Select every line containing the word "xlabel" from the material, and copy those lines.
>>>>
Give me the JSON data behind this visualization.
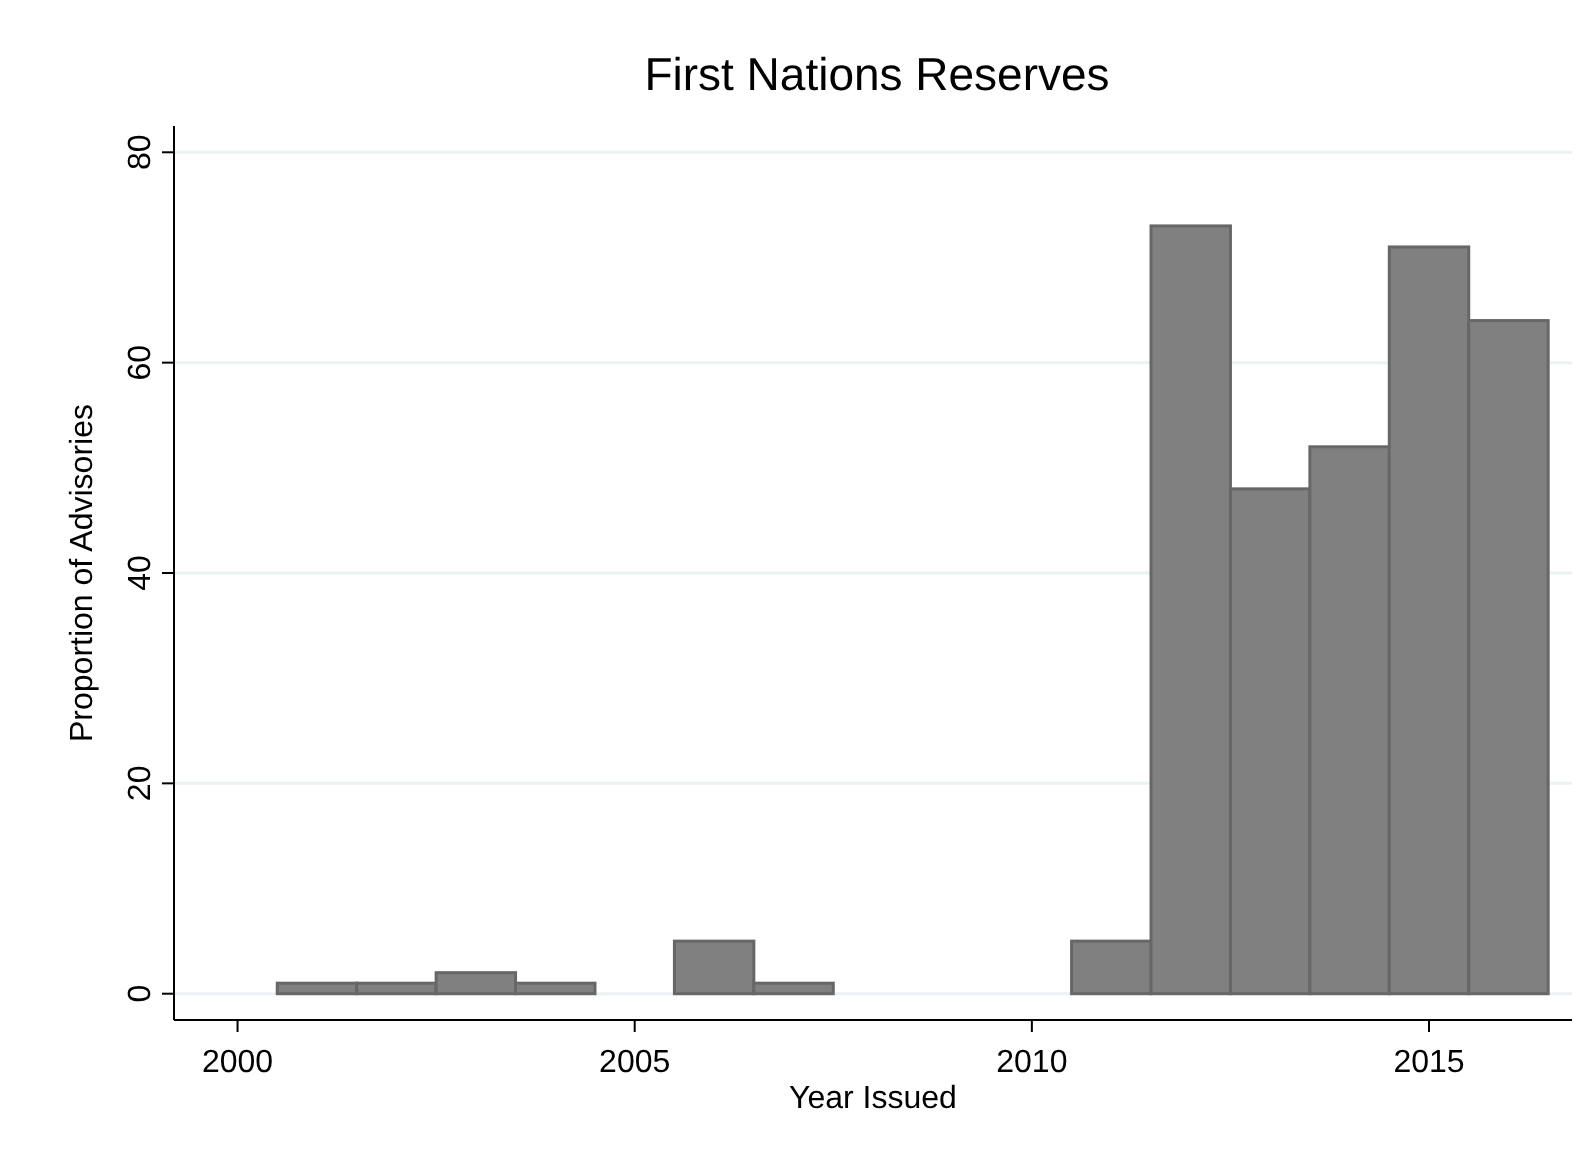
{
  "chart_data": {
    "type": "histogram",
    "title": "First Nations Reserves",
    "xlabel": "Year Issued",
    "ylabel": "Proportion of Advisories",
    "bins": [
      2000.5,
      2001.5,
      2002.5,
      2003.5,
      2004.5,
      2005.5,
      2006.5,
      2007.5,
      2008.5,
      2009.5,
      2010.5,
      2011.5,
      2012.5,
      2013.5,
      2014.5,
      2015.5,
      2016.5
    ],
    "values": [
      1,
      1,
      2,
      1,
      0,
      5,
      1,
      0,
      0,
      0,
      5,
      73,
      48,
      52,
      71,
      64
    ],
    "color": "#808080",
    "xlim": [
      1999.2,
      2016.8
    ],
    "xticks": [
      2000,
      2005,
      2010,
      2015
    ],
    "ylim": [
      -2.5,
      82.5
    ],
    "yticks": [
      0,
      20,
      40,
      60,
      80
    ],
    "grid": "y"
  }
}
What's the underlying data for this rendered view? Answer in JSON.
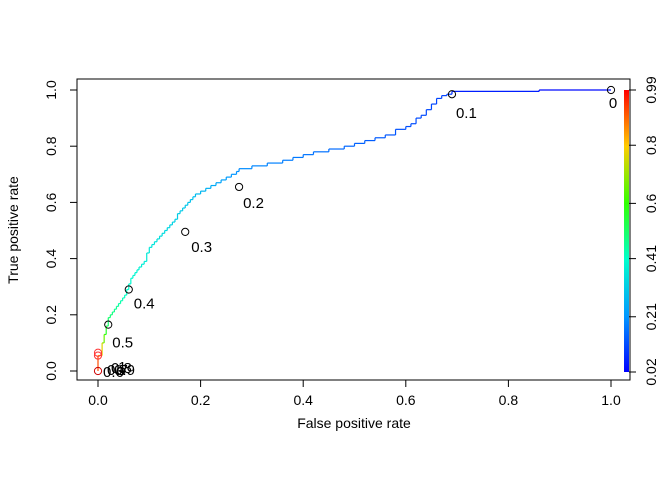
{
  "chart_data": {
    "type": "line",
    "title": "",
    "xlabel": "False positive rate",
    "ylabel": "True positive rate",
    "xlim": [
      0,
      1
    ],
    "ylim": [
      0,
      1
    ],
    "x_ticks": [
      "0.0",
      "0.2",
      "0.4",
      "0.6",
      "0.8",
      "1.0"
    ],
    "y_ticks": [
      "0.0",
      "0.2",
      "0.4",
      "0.6",
      "0.8",
      "1.0"
    ],
    "grid": false,
    "series": [
      {
        "x": [
          0.0,
          0.0,
          0.008,
          0.008,
          0.012,
          0.012,
          0.016,
          0.016,
          0.02,
          0.02,
          0.024,
          0.024,
          0.028,
          0.028,
          0.032,
          0.032,
          0.036,
          0.036,
          0.04,
          0.04,
          0.044,
          0.044,
          0.048,
          0.048,
          0.052,
          0.052,
          0.056,
          0.056,
          0.06,
          0.06,
          0.064,
          0.064,
          0.068,
          0.068,
          0.072,
          0.072,
          0.076,
          0.076,
          0.08,
          0.08,
          0.085,
          0.085,
          0.09,
          0.09,
          0.095,
          0.095,
          0.1,
          0.1,
          0.105,
          0.105,
          0.11,
          0.11,
          0.115,
          0.115,
          0.12,
          0.12,
          0.125,
          0.125,
          0.13,
          0.13,
          0.135,
          0.135,
          0.14,
          0.14,
          0.145,
          0.145,
          0.15,
          0.15,
          0.155,
          0.155,
          0.16,
          0.16,
          0.165,
          0.165,
          0.17,
          0.17,
          0.175,
          0.175,
          0.18,
          0.18,
          0.185,
          0.185,
          0.19,
          0.19,
          0.2,
          0.2,
          0.21,
          0.21,
          0.22,
          0.22,
          0.23,
          0.23,
          0.24,
          0.24,
          0.25,
          0.25,
          0.26,
          0.26,
          0.27,
          0.27,
          0.275,
          0.275,
          0.3,
          0.3,
          0.33,
          0.33,
          0.36,
          0.36,
          0.38,
          0.38,
          0.4,
          0.4,
          0.42,
          0.42,
          0.45,
          0.45,
          0.48,
          0.48,
          0.5,
          0.5,
          0.52,
          0.52,
          0.54,
          0.54,
          0.56,
          0.56,
          0.58,
          0.58,
          0.6,
          0.6,
          0.61,
          0.61,
          0.62,
          0.62,
          0.63,
          0.63,
          0.64,
          0.64,
          0.65,
          0.65,
          0.66,
          0.66,
          0.67,
          0.67,
          0.68,
          0.68,
          0.69,
          0.69,
          0.86,
          0.86,
          1.0
        ],
        "y": [
          0.0,
          0.055,
          0.055,
          0.1,
          0.1,
          0.13,
          0.13,
          0.16,
          0.16,
          0.19,
          0.19,
          0.2,
          0.2,
          0.21,
          0.21,
          0.22,
          0.22,
          0.23,
          0.23,
          0.24,
          0.24,
          0.25,
          0.25,
          0.26,
          0.26,
          0.27,
          0.27,
          0.29,
          0.29,
          0.31,
          0.31,
          0.33,
          0.33,
          0.34,
          0.34,
          0.35,
          0.35,
          0.36,
          0.36,
          0.37,
          0.37,
          0.38,
          0.38,
          0.39,
          0.39,
          0.42,
          0.42,
          0.44,
          0.44,
          0.45,
          0.45,
          0.46,
          0.46,
          0.47,
          0.47,
          0.48,
          0.48,
          0.49,
          0.49,
          0.5,
          0.5,
          0.51,
          0.51,
          0.52,
          0.52,
          0.53,
          0.53,
          0.54,
          0.54,
          0.56,
          0.56,
          0.57,
          0.57,
          0.58,
          0.58,
          0.59,
          0.59,
          0.6,
          0.6,
          0.61,
          0.61,
          0.62,
          0.62,
          0.63,
          0.63,
          0.64,
          0.64,
          0.65,
          0.65,
          0.66,
          0.66,
          0.67,
          0.67,
          0.68,
          0.68,
          0.69,
          0.69,
          0.7,
          0.7,
          0.71,
          0.71,
          0.72,
          0.72,
          0.73,
          0.73,
          0.74,
          0.74,
          0.75,
          0.75,
          0.76,
          0.76,
          0.77,
          0.77,
          0.78,
          0.78,
          0.79,
          0.79,
          0.8,
          0.8,
          0.81,
          0.81,
          0.82,
          0.82,
          0.83,
          0.83,
          0.84,
          0.84,
          0.86,
          0.86,
          0.87,
          0.87,
          0.88,
          0.88,
          0.9,
          0.9,
          0.91,
          0.91,
          0.93,
          0.93,
          0.95,
          0.95,
          0.97,
          0.97,
          0.98,
          0.98,
          0.985,
          0.985,
          0.995,
          0.995,
          1.0,
          1.0
        ]
      }
    ],
    "cutoff_points": [
      {
        "label": "0",
        "x": 1.0,
        "y": 1.0
      },
      {
        "label": "0.1",
        "x": 0.69,
        "y": 0.985
      },
      {
        "label": "0.2",
        "x": 0.275,
        "y": 0.655
      },
      {
        "label": "0.3",
        "x": 0.17,
        "y": 0.495
      },
      {
        "label": "0.4",
        "x": 0.06,
        "y": 0.29
      },
      {
        "label": "0.5",
        "x": 0.02,
        "y": 0.165
      },
      {
        "label": "0.6",
        "x": 0.0,
        "y": 0.065
      },
      {
        "label": "0.7",
        "x": 0.0,
        "y": 0.055
      },
      {
        "label": "0.8",
        "x": 0.0,
        "y": 0.0
      },
      {
        "label": "0.9",
        "x": 0.045,
        "y": 0.0
      },
      {
        "label": "1",
        "x": 0.045,
        "y": 0.0
      }
    ],
    "colorbar": {
      "labels": [
        "0.02",
        "0.21",
        "0.41",
        "0.6",
        "0.8",
        "0.99"
      ],
      "range": [
        0.02,
        0.99
      ],
      "colormap": "rainbow"
    }
  }
}
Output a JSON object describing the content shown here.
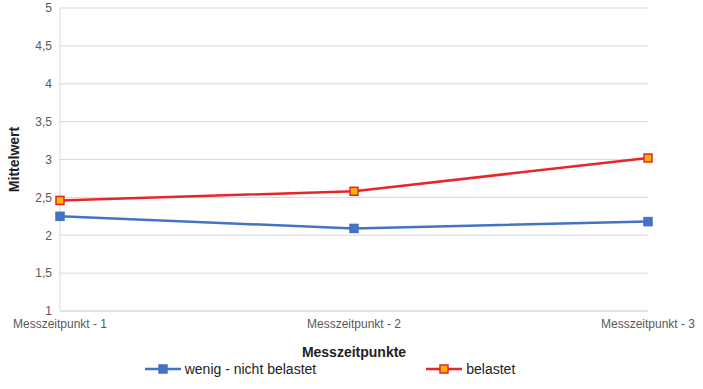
{
  "chart_data": {
    "type": "line",
    "x_label": "Messzeitpunkte",
    "y_label": "Mittelwert",
    "categories": [
      "Messzeitpunkt - 1",
      "Messzeitpunkt - 2",
      "Messzeitpunkt - 3"
    ],
    "series": [
      {
        "name": "wenig - nicht belastet",
        "color": "#4472c4",
        "values": [
          2.25,
          2.09,
          2.18
        ],
        "marker": "square"
      },
      {
        "name": "belastet",
        "color": "#e8262a",
        "values": [
          2.46,
          2.58,
          3.02
        ],
        "marker": "square"
      }
    ],
    "ylim": [
      1,
      5
    ],
    "yticks": [
      1,
      {
        "value": 1.5,
        "label": "1,5"
      },
      2,
      {
        "value": 2.5,
        "label": "2,5"
      },
      3,
      {
        "value": 3.5,
        "label": "3,5"
      },
      4,
      {
        "value": 4.5,
        "label": "4,5"
      },
      5
    ],
    "grid": true,
    "legend": "bottom"
  }
}
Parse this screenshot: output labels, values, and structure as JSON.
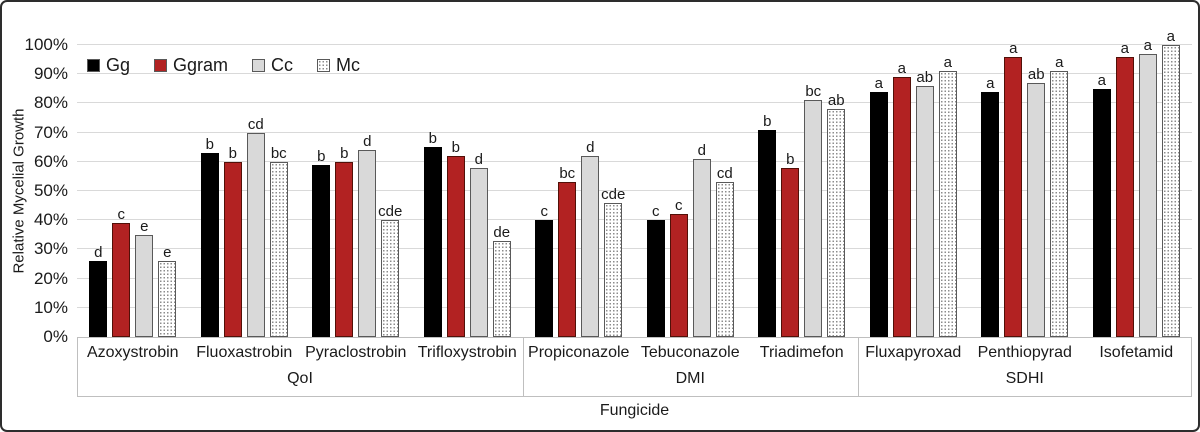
{
  "chart_data": {
    "type": "bar",
    "title": "",
    "ylabel": "Relative Mycelial Growth",
    "xlabel": "Fungicide",
    "ylim": [
      0,
      100
    ],
    "ytick_step": 10,
    "ytick_suffix": "%",
    "grid": true,
    "legend_position": "top-left-inside",
    "series": [
      {
        "name": "Gg",
        "color": "#000000",
        "style": "solid-black"
      },
      {
        "name": "Ggram",
        "color": "#b22222",
        "style": "solid-red"
      },
      {
        "name": "Cc",
        "color": "#d9d9d9",
        "style": "gray"
      },
      {
        "name": "Mc",
        "color": "#ffffff",
        "style": "dotted"
      }
    ],
    "groups": [
      {
        "label": "QoI",
        "categories": [
          {
            "name": "Azoxystrobin",
            "values": [
              26,
              39,
              35,
              26
            ],
            "letters": [
              "d",
              "c",
              "e",
              "e"
            ]
          },
          {
            "name": "Fluoxastrobin",
            "values": [
              63,
              60,
              70,
              60
            ],
            "letters": [
              "b",
              "b",
              "cd",
              "bc"
            ]
          },
          {
            "name": "Pyraclostrobin",
            "values": [
              59,
              60,
              64,
              40
            ],
            "letters": [
              "b",
              "b",
              "d",
              "cde"
            ]
          },
          {
            "name": "Trifloxystrobin",
            "values": [
              65,
              62,
              58,
              33
            ],
            "letters": [
              "b",
              "b",
              "d",
              "de"
            ]
          }
        ]
      },
      {
        "label": "DMI",
        "categories": [
          {
            "name": "Propiconazole",
            "values": [
              40,
              53,
              62,
              46
            ],
            "letters": [
              "c",
              "bc",
              "d",
              "cde"
            ]
          },
          {
            "name": "Tebuconazole",
            "values": [
              40,
              42,
              61,
              53
            ],
            "letters": [
              "c",
              "c",
              "d",
              "cd"
            ]
          },
          {
            "name": "Triadimefon",
            "values": [
              71,
              58,
              81,
              78
            ],
            "letters": [
              "b",
              "b",
              "bc",
              "ab"
            ]
          }
        ]
      },
      {
        "label": "SDHI",
        "categories": [
          {
            "name": "Fluxapyroxad",
            "values": [
              84,
              89,
              86,
              91
            ],
            "letters": [
              "a",
              "a",
              "ab",
              "a"
            ]
          },
          {
            "name": "Penthiopyrad",
            "values": [
              84,
              96,
              87,
              91
            ],
            "letters": [
              "a",
              "a",
              "ab",
              "a"
            ]
          },
          {
            "name": "Isofetamid",
            "values": [
              85,
              96,
              97,
              100
            ],
            "letters": [
              "a",
              "a",
              "a",
              "a"
            ]
          }
        ]
      }
    ]
  }
}
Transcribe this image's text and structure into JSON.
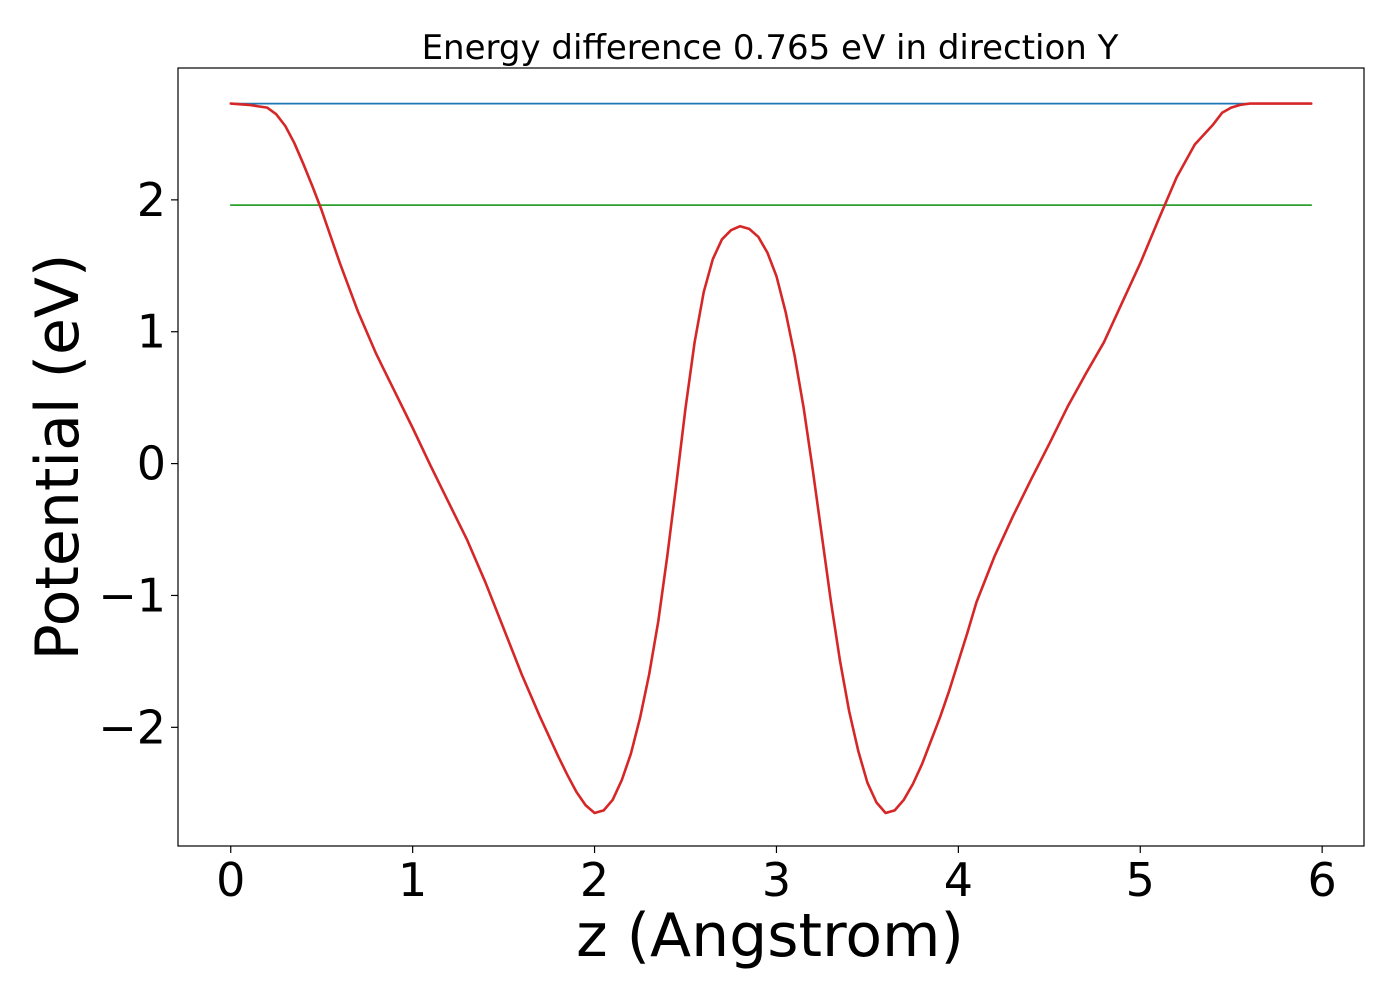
{
  "chart_data": {
    "type": "line",
    "title": "Energy difference 0.765 eV in direction Y",
    "xlabel": "z (Angstrom)",
    "ylabel": "Potential (eV)",
    "xlim": [
      -0.29,
      6.23
    ],
    "ylim": [
      -2.9,
      3.0
    ],
    "grid": false,
    "legend": "none",
    "xticks": [
      {
        "value": 0,
        "label": "0"
      },
      {
        "value": 1,
        "label": "1"
      },
      {
        "value": 2,
        "label": "2"
      },
      {
        "value": 3,
        "label": "3"
      },
      {
        "value": 4,
        "label": "4"
      },
      {
        "value": 5,
        "label": "5"
      },
      {
        "value": 6,
        "label": "6"
      }
    ],
    "yticks": [
      {
        "value": -2,
        "label": "−2"
      },
      {
        "value": -1,
        "label": "−1"
      },
      {
        "value": 0,
        "label": "0"
      },
      {
        "value": 1,
        "label": "1"
      },
      {
        "value": 2,
        "label": "2"
      }
    ],
    "series": [
      {
        "color": "#1f77b4",
        "x": [
          0,
          5.94
        ],
        "y": [
          2.73,
          2.73
        ]
      },
      {
        "color": "#2ca02c",
        "x": [
          0,
          5.94
        ],
        "y": [
          1.96,
          1.96
        ]
      },
      {
        "color": "#d62728",
        "x": [
          0,
          0.1,
          0.2,
          0.25,
          0.3,
          0.35,
          0.4,
          0.45,
          0.5,
          0.6,
          0.7,
          0.8,
          0.9,
          1.0,
          1.1,
          1.2,
          1.3,
          1.4,
          1.5,
          1.6,
          1.7,
          1.8,
          1.85,
          1.9,
          1.95,
          2.0,
          2.05,
          2.1,
          2.15,
          2.2,
          2.25,
          2.3,
          2.35,
          2.4,
          2.45,
          2.5,
          2.55,
          2.6,
          2.65,
          2.7,
          2.75,
          2.8,
          2.85,
          2.9,
          2.95,
          3.0,
          3.05,
          3.1,
          3.15,
          3.2,
          3.25,
          3.3,
          3.35,
          3.4,
          3.45,
          3.5,
          3.55,
          3.6,
          3.65,
          3.7,
          3.75,
          3.8,
          3.85,
          3.9,
          3.95,
          4.0,
          4.05,
          4.1,
          4.2,
          4.3,
          4.4,
          4.5,
          4.6,
          4.7,
          4.8,
          4.9,
          5.0,
          5.1,
          5.2,
          5.3,
          5.4,
          5.45,
          5.5,
          5.55,
          5.6,
          5.65,
          5.7,
          5.75,
          5.8,
          5.94
        ],
        "y": [
          2.73,
          2.72,
          2.7,
          2.65,
          2.56,
          2.43,
          2.27,
          2.1,
          1.92,
          1.52,
          1.15,
          0.83,
          0.55,
          0.27,
          -0.02,
          -0.3,
          -0.58,
          -0.9,
          -1.25,
          -1.6,
          -1.92,
          -2.22,
          -2.36,
          -2.49,
          -2.59,
          -2.65,
          -2.63,
          -2.55,
          -2.4,
          -2.2,
          -1.93,
          -1.6,
          -1.2,
          -0.7,
          -0.15,
          0.42,
          0.92,
          1.3,
          1.55,
          1.7,
          1.77,
          1.8,
          1.78,
          1.72,
          1.6,
          1.42,
          1.15,
          0.82,
          0.42,
          -0.05,
          -0.55,
          -1.05,
          -1.5,
          -1.88,
          -2.18,
          -2.42,
          -2.57,
          -2.65,
          -2.63,
          -2.55,
          -2.43,
          -2.28,
          -2.1,
          -1.92,
          -1.72,
          -1.5,
          -1.28,
          -1.05,
          -0.7,
          -0.4,
          -0.12,
          0.15,
          0.43,
          0.68,
          0.92,
          1.22,
          1.52,
          1.85,
          2.17,
          2.42,
          2.57,
          2.66,
          2.7,
          2.72,
          2.73,
          2.73,
          2.73,
          2.73,
          2.73,
          2.73
        ]
      }
    ]
  }
}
<<<<
● **Exercise response**
    "xlabel": "Year Issued",
    "xlabel": "False positive rate",
    "xlabel": "Fungicide",
    "xlabel": "z (Angstrom)",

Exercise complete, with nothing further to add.